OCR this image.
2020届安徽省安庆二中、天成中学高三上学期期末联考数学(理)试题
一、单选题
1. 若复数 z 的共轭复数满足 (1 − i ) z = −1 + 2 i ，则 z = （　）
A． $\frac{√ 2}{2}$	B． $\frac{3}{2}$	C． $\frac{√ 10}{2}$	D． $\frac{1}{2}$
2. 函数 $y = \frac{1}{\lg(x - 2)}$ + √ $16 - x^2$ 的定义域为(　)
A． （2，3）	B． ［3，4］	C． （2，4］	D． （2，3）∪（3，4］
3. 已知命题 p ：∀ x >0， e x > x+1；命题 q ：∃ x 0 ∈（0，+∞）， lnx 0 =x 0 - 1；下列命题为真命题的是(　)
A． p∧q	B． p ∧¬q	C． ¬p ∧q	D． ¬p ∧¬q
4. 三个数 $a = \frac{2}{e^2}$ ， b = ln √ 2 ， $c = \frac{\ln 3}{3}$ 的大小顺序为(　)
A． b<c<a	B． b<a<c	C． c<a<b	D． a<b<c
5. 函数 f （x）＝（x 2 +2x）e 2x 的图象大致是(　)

- _Aim of the task_:
Display every line of the listing that contains the string "frac".

- _Worked solution_:
A． $\frac{√ 2}{2}$	B． $\frac{3}{2}$	C． $\frac{√ 10}{2}$	D． $\frac{1}{2}$
2. 函数 $y = \frac{1}{\lg(x - 2)}$ + √ $16 - x^2$ 的定义域为(　)
4. 三个数 $a = \frac{2}{e^2}$ ， b = ln √ 2 ， $c = \frac{\ln 3}{3}$ 的大小顺序为(　)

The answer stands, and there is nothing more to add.